Stored records
⟨
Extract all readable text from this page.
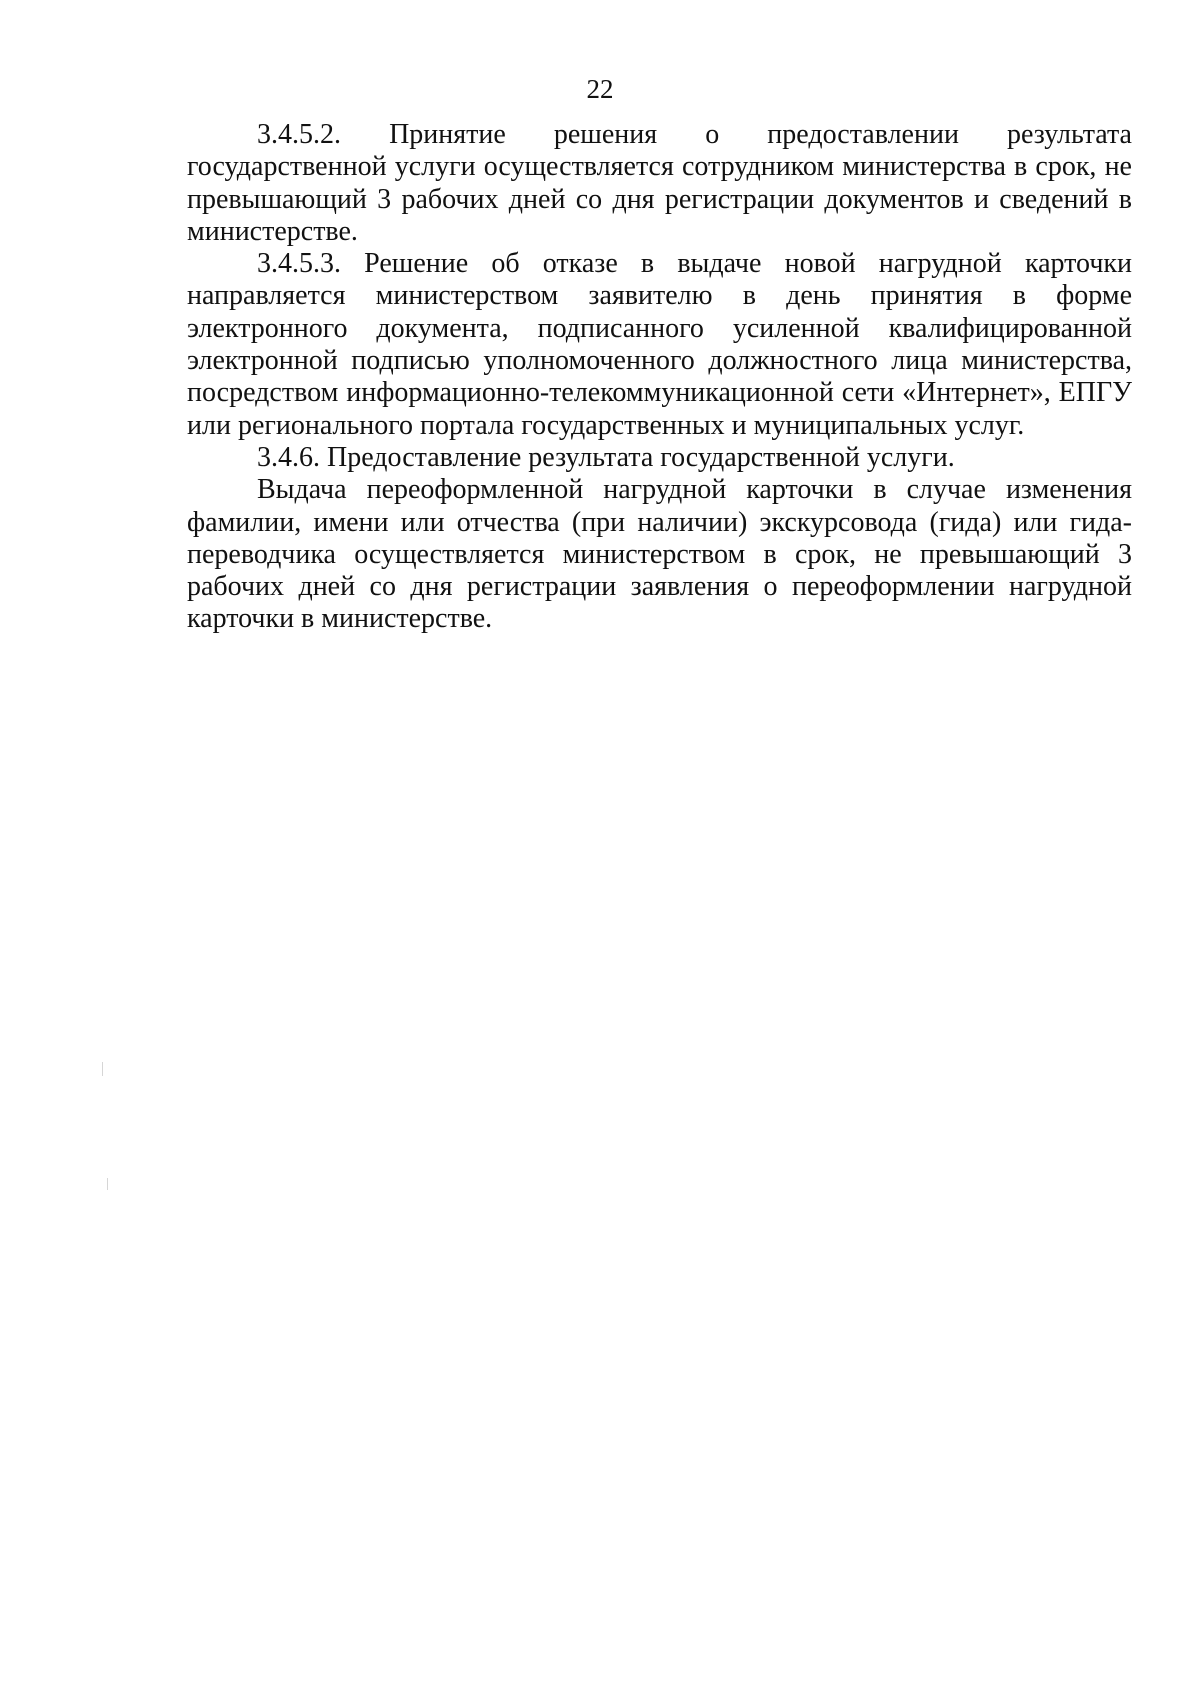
22

3.4.5.2. Принятие решения о предоставлении результата государственной услуги осуществляется сотрудником министерства в срок, не превышающий 3 рабочих дней со дня регистрации документов и сведений в министерстве.

3.4.5.3. Решение об отказе в выдаче новой нагрудной карточки направляется министерством заявителю в день принятия в форме электронного документа, подписанного усиленной квалифицированной электронной подписью уполномоченного должностного лица министерства, посредством информационно-телекоммуникационной сети «Интернет», ЕПГУ или регионального портала государственных и муниципальных услуг.

3.4.6. Предоставление результата государственной услуги.

Выдача переоформленной нагрудной карточки в случае изменения фамилии, имени или отчества (при наличии) экскурсовода (гида) или гида-переводчика осуществляется министерством в срок, не превышающий 3 рабочих дней со дня регистрации заявления о переоформлении нагрудной карточки в министерстве.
⟩
Set exercise: Every record must be copied exactly, with the pictures left out.

Written response:
Extract all readable text from this page.
22

3.4.5.2. Принятие решения о предоставлении результата государственной услуги осуществляется сотрудником министерства в срок, не превышающий 3 рабочих дней со дня регистрации документов и сведений в министерстве.

3.4.5.3. Решение об отказе в выдаче новой нагрудной карточки направляется министерством заявителю в день принятия в форме электронного документа, подписанного усиленной квалифицированной электронной подписью уполномоченного должностного лица министерства, посредством информационно-телекоммуникационной сети «Интернет», ЕПГУ или регионального портала государственных и муниципальных услуг.

3.4.6. Предоставление результата государственной услуги.

Выдача переоформленной нагрудной карточки в случае изменения фамилии, имени или отчества (при наличии) экскурсовода (гида) или гида-переводчика осуществляется министерством в срок, не превышающий 3 рабочих дней со дня регистрации заявления о переоформлении нагрудной карточки в министерстве.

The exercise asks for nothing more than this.